(Stored data entries)
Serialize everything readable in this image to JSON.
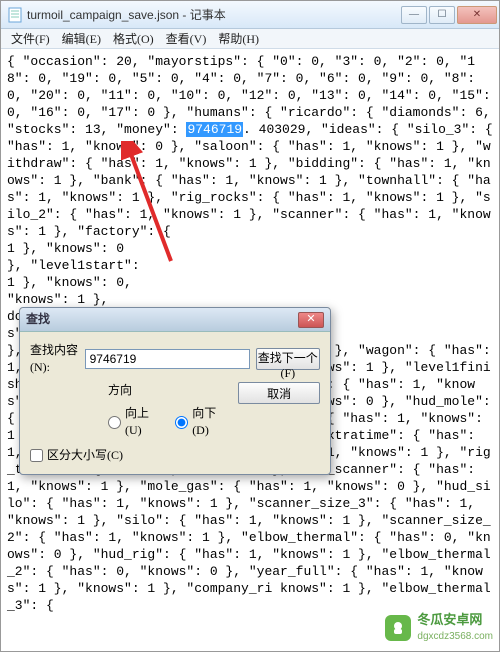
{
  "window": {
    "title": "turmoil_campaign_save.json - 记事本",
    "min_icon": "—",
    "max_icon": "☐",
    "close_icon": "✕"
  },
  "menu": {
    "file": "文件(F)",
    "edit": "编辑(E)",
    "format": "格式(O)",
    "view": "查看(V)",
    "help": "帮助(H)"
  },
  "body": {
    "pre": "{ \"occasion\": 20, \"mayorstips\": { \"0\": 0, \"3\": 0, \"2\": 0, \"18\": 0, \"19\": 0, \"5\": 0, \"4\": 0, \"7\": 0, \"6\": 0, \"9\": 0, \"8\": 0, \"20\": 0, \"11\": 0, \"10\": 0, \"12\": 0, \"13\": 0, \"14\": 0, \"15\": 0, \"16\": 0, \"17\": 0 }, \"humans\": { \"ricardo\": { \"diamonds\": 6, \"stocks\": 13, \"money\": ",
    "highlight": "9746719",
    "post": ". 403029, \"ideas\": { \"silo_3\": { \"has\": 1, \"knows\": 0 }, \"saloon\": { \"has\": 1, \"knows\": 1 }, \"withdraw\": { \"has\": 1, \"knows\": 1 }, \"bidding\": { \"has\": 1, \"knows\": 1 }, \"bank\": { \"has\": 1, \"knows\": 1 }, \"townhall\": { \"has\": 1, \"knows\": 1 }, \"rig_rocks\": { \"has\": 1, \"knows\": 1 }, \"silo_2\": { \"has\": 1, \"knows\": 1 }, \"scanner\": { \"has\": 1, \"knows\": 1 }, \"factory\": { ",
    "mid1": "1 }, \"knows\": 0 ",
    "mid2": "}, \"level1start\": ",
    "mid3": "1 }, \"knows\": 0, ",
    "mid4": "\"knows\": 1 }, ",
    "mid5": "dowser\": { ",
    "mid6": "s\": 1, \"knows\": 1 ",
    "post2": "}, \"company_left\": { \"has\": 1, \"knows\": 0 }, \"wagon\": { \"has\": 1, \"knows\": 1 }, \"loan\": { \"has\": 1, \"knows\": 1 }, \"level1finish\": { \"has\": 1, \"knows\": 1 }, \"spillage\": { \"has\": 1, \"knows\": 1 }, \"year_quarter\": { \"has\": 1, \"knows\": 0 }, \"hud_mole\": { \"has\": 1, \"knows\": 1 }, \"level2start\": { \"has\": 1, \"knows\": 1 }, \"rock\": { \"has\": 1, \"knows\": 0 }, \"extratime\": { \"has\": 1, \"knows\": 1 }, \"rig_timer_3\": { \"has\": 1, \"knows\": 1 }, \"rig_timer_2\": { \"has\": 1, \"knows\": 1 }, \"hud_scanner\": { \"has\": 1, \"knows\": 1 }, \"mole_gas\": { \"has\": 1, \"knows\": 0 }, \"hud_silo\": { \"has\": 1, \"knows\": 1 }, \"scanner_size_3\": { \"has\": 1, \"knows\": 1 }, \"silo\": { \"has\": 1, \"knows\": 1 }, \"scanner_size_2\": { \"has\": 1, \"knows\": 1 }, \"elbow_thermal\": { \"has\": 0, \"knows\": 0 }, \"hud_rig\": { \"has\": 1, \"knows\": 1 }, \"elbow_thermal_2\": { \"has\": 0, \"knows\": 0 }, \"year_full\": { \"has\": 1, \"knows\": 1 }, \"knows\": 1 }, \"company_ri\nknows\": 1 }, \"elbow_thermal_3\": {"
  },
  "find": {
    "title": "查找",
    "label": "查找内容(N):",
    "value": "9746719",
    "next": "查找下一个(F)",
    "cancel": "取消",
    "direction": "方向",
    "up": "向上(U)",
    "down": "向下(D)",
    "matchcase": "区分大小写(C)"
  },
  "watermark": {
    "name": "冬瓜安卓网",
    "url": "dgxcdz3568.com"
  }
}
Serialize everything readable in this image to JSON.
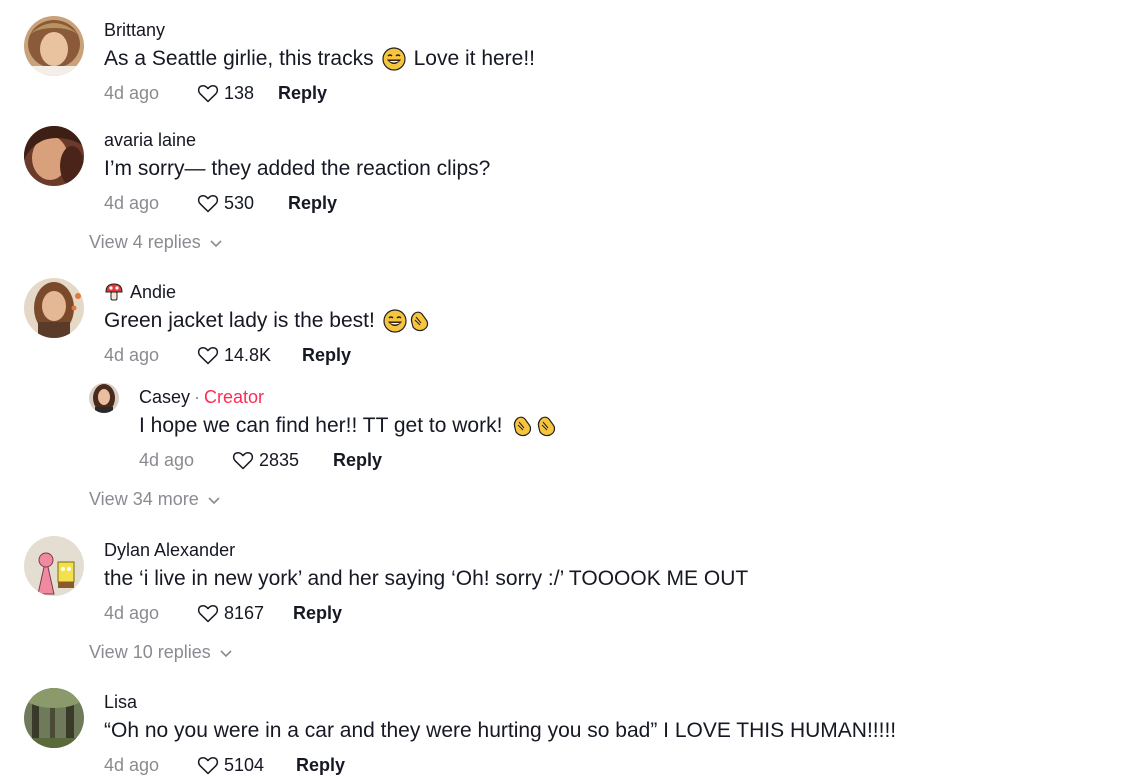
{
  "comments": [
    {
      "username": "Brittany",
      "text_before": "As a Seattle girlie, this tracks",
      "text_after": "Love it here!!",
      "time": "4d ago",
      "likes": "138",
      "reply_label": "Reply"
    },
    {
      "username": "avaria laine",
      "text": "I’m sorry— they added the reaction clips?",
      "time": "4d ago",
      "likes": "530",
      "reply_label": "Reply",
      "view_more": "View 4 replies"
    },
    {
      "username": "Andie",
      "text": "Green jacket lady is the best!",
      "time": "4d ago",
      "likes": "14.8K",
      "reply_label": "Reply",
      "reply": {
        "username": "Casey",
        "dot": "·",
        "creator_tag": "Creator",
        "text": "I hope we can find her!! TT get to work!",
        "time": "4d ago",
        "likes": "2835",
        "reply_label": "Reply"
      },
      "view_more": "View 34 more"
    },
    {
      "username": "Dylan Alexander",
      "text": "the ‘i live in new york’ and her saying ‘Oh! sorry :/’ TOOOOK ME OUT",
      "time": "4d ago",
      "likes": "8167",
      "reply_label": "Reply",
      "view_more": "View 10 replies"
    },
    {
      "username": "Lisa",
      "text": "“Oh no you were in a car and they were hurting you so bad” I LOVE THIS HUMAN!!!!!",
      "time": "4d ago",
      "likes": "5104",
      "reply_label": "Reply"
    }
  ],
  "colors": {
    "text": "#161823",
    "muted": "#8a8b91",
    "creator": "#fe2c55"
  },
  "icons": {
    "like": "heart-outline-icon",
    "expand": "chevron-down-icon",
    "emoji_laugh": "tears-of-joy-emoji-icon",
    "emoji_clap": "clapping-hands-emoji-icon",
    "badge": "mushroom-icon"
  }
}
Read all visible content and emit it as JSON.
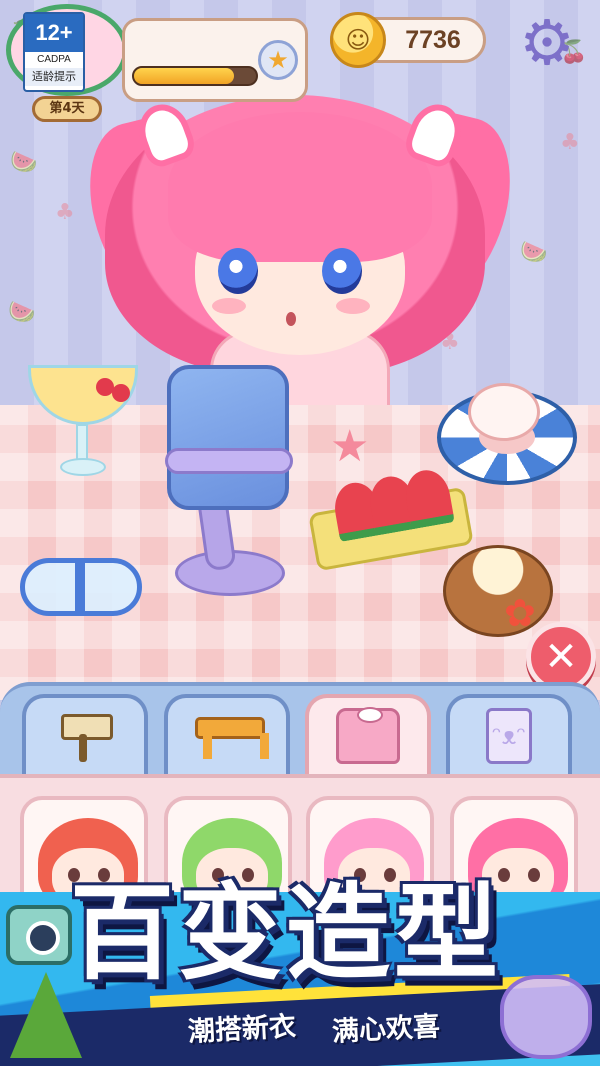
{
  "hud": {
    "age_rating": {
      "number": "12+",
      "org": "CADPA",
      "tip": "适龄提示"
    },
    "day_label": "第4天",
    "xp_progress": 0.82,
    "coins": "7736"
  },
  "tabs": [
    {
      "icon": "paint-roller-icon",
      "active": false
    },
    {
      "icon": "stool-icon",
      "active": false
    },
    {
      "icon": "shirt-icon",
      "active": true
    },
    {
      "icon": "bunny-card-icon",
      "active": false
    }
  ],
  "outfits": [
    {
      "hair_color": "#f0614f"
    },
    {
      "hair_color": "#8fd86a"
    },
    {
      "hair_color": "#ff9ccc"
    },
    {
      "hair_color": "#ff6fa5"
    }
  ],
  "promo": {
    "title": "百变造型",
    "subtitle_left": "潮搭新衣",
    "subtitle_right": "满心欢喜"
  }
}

JOB
Reproduce the listing exactly. Leave its pictures out.

THE SOLUTION
Serialize everything readable in this image to JSON.
{
  "window": {
    "title": "turmoil_campaign_save.json - 记事本",
    "min_icon": "—",
    "max_icon": "☐",
    "close_icon": "✕"
  },
  "menu": {
    "file": "文件(F)",
    "edit": "编辑(E)",
    "format": "格式(O)",
    "view": "查看(V)",
    "help": "帮助(H)"
  },
  "body": {
    "pre": "{ \"occasion\": 20, \"mayorstips\": { \"0\": 0, \"3\": 0, \"2\": 0, \"18\": 0, \"19\": 0, \"5\": 0, \"4\": 0, \"7\": 0, \"6\": 0, \"9\": 0, \"8\": 0, \"20\": 0, \"11\": 0, \"10\": 0, \"12\": 0, \"13\": 0, \"14\": 0, \"15\": 0, \"16\": 0, \"17\": 0 }, \"humans\": { \"ricardo\": { \"diamonds\": 6, \"stocks\": 13, \"money\": ",
    "highlight": "9746719",
    "post": ". 403029, \"ideas\": { \"silo_3\": { \"has\": 1, \"knows\": 0 }, \"saloon\": { \"has\": 1, \"knows\": 1 }, \"withdraw\": { \"has\": 1, \"knows\": 1 }, \"bidding\": { \"has\": 1, \"knows\": 1 }, \"bank\": { \"has\": 1, \"knows\": 1 }, \"townhall\": { \"has\": 1, \"knows\": 1 }, \"rig_rocks\": { \"has\": 1, \"knows\": 1 }, \"silo_2\": { \"has\": 1, \"knows\": 1 }, \"scanner\": { \"has\": 1, \"knows\": 1 }, \"factory\": { ",
    "mid1": "1 }, \"knows\": 0 ",
    "mid2": "}, \"level1start\": ",
    "mid3": "1 }, \"knows\": 0, ",
    "mid4": "\"knows\": 1 }, ",
    "mid5": "dowser\": { ",
    "mid6": "s\": 1, \"knows\": 1 ",
    "post2": "}, \"company_left\": { \"has\": 1, \"knows\": 0 }, \"wagon\": { \"has\": 1, \"knows\": 1 }, \"loan\": { \"has\": 1, \"knows\": 1 }, \"level1finish\": { \"has\": 1, \"knows\": 1 }, \"spillage\": { \"has\": 1, \"knows\": 1 }, \"year_quarter\": { \"has\": 1, \"knows\": 0 }, \"hud_mole\": { \"has\": 1, \"knows\": 1 }, \"level2start\": { \"has\": 1, \"knows\": 1 }, \"rock\": { \"has\": 1, \"knows\": 0 }, \"extratime\": { \"has\": 1, \"knows\": 1 }, \"rig_timer_3\": { \"has\": 1, \"knows\": 1 }, \"rig_timer_2\": { \"has\": 1, \"knows\": 1 }, \"hud_scanner\": { \"has\": 1, \"knows\": 1 }, \"mole_gas\": { \"has\": 1, \"knows\": 0 }, \"hud_silo\": { \"has\": 1, \"knows\": 1 }, \"scanner_size_3\": { \"has\": 1, \"knows\": 1 }, \"silo\": { \"has\": 1, \"knows\": 1 }, \"scanner_size_2\": { \"has\": 1, \"knows\": 1 }, \"elbow_thermal\": { \"has\": 0, \"knows\": 0 }, \"hud_rig\": { \"has\": 1, \"knows\": 1 }, \"elbow_thermal_2\": { \"has\": 0, \"knows\": 0 }, \"year_full\": { \"has\": 1, \"knows\": 1 }, \"knows\": 1 }, \"company_ri\nknows\": 1 }, \"elbow_thermal_3\": {"
  },
  "find": {
    "title": "查找",
    "label": "查找内容(N):",
    "value": "9746719",
    "next": "查找下一个(F)",
    "cancel": "取消",
    "direction": "方向",
    "up": "向上(U)",
    "down": "向下(D)",
    "matchcase": "区分大小写(C)"
  },
  "watermark": {
    "name": "冬瓜安卓网",
    "url": "dgxcdz3568.com"
  }
}
Serialize everything readable in this image to JSON.
{
  "comments": [
    {
      "username": "Brittany",
      "text_before": "As a Seattle girlie, this tracks",
      "text_after": "Love it here!!",
      "time": "4d ago",
      "likes": "138",
      "reply_label": "Reply"
    },
    {
      "username": "avaria laine",
      "text": "I’m sorry— they added the reaction clips?",
      "time": "4d ago",
      "likes": "530",
      "reply_label": "Reply",
      "view_more": "View 4 replies"
    },
    {
      "username": "Andie",
      "text": "Green jacket lady is the best!",
      "time": "4d ago",
      "likes": "14.8K",
      "reply_label": "Reply",
      "reply": {
        "username": "Casey",
        "dot": "·",
        "creator_tag": "Creator",
        "text": "I hope we can find her!! TT get to work!",
        "time": "4d ago",
        "likes": "2835",
        "reply_label": "Reply"
      },
      "view_more": "View 34 more"
    },
    {
      "username": "Dylan Alexander",
      "text": "the ‘i live in new york’ and her saying ‘Oh! sorry :/’ TOOOOK ME OUT",
      "time": "4d ago",
      "likes": "8167",
      "reply_label": "Reply",
      "view_more": "View 10 replies"
    },
    {
      "username": "Lisa",
      "text": "“Oh no you were in a car and they were hurting you so bad” I LOVE THIS HUMAN!!!!!",
      "time": "4d ago",
      "likes": "5104",
      "reply_label": "Reply"
    }
  ],
  "colors": {
    "text": "#161823",
    "muted": "#8a8b91",
    "creator": "#fe2c55"
  },
  "icons": {
    "like": "heart-outline-icon",
    "expand": "chevron-down-icon",
    "emoji_laugh": "tears-of-joy-emoji-icon",
    "emoji_clap": "clapping-hands-emoji-icon",
    "badge": "mushroom-icon"
  }
}
Read all visible content and emit it as JSON.
{
  "hud": {
    "age_rating": {
      "number": "12+",
      "org": "CADPA",
      "tip": "适龄提示"
    },
    "day_label": "第4天",
    "xp_progress": 0.82,
    "coins": "7736"
  },
  "tabs": [
    {
      "icon": "paint-roller-icon",
      "active": false
    },
    {
      "icon": "stool-icon",
      "active": false
    },
    {
      "icon": "shirt-icon",
      "active": true
    },
    {
      "icon": "bunny-card-icon",
      "active": false
    }
  ],
  "outfits": [
    {
      "hair_color": "#f0614f"
    },
    {
      "hair_color": "#8fd86a"
    },
    {
      "hair_color": "#ff9ccc"
    },
    {
      "hair_color": "#ff6fa5"
    }
  ],
  "promo": {
    "title": "百变造型",
    "subtitle_left": "潮搭新衣",
    "subtitle_right": "满心欢喜"
  }
}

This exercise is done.